### Request 1
Extract the Source data rows, beginning with the first row and ending after the line that contains "- y-tick-label: 70: [79, 487, 102, 510]". Reproduce each line unchanged.

Custom voicebanks

Rocchi · 2020 年 7 月 7 日午前 2:33

The possibility to create custom voicebanks would be greatly appreciated. Before reading the opinions here I thought there should be no discussion, just do it. I see now that there are a lot of caveats to publishing an SDK, so I’m going to talk about a few options I think could be viable. Ultimately, it’ll be up to Kanru to decide based on how likely it is to succeed, of course.

About engineering budget, probably it’s best is to not have one. Creating custom banks should be free, and community-created banks should not be marketable:

Maybe release SDK just the way it is used internally, only providing some documentation and let the interested parties figure out the rest. I, myself, likely wouldn’t need a GUI to work with.
A similar option would be to open source the SDK and let a community grow around it. I’d be willing to bet people would come up with a GUI soon enough.

Maybe using a custom bank could require a premium version of synthv. Just enough to offset the cost of writing the aforementioned documentation, since there wouldn’t be ongoing support for the SDK.

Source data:
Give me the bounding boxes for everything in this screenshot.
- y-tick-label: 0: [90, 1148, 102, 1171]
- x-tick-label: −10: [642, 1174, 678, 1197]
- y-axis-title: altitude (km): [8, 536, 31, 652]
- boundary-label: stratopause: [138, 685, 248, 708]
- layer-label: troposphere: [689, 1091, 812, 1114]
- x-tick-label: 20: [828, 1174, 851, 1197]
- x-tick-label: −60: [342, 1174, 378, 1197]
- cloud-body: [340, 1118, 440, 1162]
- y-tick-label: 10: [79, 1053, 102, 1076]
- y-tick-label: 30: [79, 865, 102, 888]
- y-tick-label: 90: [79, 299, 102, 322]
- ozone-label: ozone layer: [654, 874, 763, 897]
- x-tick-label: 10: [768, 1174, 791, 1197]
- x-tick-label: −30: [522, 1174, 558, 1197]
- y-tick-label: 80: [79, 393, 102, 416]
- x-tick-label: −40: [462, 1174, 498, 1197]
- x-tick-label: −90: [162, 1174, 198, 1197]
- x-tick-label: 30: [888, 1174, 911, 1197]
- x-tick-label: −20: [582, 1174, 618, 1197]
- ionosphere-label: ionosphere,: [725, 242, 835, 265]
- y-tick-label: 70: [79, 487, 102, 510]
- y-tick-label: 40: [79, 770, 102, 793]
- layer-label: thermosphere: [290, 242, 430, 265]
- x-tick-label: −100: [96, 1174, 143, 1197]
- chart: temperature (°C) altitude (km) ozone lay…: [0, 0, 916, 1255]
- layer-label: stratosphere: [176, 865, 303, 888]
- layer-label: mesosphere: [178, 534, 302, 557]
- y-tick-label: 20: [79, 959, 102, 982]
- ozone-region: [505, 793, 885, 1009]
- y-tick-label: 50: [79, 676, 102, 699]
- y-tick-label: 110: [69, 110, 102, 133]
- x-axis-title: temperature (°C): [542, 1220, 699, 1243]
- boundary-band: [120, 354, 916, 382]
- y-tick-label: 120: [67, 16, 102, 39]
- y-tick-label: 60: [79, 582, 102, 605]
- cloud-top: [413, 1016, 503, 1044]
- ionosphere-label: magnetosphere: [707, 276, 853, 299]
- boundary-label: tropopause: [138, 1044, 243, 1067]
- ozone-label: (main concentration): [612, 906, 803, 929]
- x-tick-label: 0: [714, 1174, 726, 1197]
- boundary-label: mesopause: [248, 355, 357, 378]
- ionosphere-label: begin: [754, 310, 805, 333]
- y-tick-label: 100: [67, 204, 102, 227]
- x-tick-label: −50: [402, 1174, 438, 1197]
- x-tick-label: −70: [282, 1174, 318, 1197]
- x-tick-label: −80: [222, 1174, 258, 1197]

### Request 2
According to the forum post on custom voicebanks, who will ultimately decide among the options?

### Exercise answer 1
Give me the bounding boxes for everything in this screenshot.
- y-tick-label: 0: [90, 1148, 102, 1171]
- x-tick-label: −10: [642, 1174, 678, 1197]
- y-axis-title: altitude (km): [8, 536, 31, 652]
- boundary-label: stratopause: [138, 685, 248, 708]
- layer-label: troposphere: [689, 1091, 812, 1114]
- x-tick-label: 20: [828, 1174, 851, 1197]
- x-tick-label: −60: [342, 1174, 378, 1197]
- cloud-body: [340, 1118, 440, 1162]
- y-tick-label: 10: [79, 1053, 102, 1076]
- y-tick-label: 30: [79, 865, 102, 888]
- y-tick-label: 90: [79, 299, 102, 322]
- ozone-label: ozone layer: [654, 874, 763, 897]
- x-tick-label: 10: [768, 1174, 791, 1197]
- x-tick-label: −30: [522, 1174, 558, 1197]
- y-tick-label: 80: [79, 393, 102, 416]
- x-tick-label: −40: [462, 1174, 498, 1197]
- x-tick-label: −90: [162, 1174, 198, 1197]
- x-tick-label: 30: [888, 1174, 911, 1197]
- x-tick-label: −20: [582, 1174, 618, 1197]
- ionosphere-label: ionosphere,: [725, 242, 835, 265]
- y-tick-label: 70: [79, 487, 102, 510]

### Exercise answer 2
Kanru will decide, based on how likely each option is to succeed.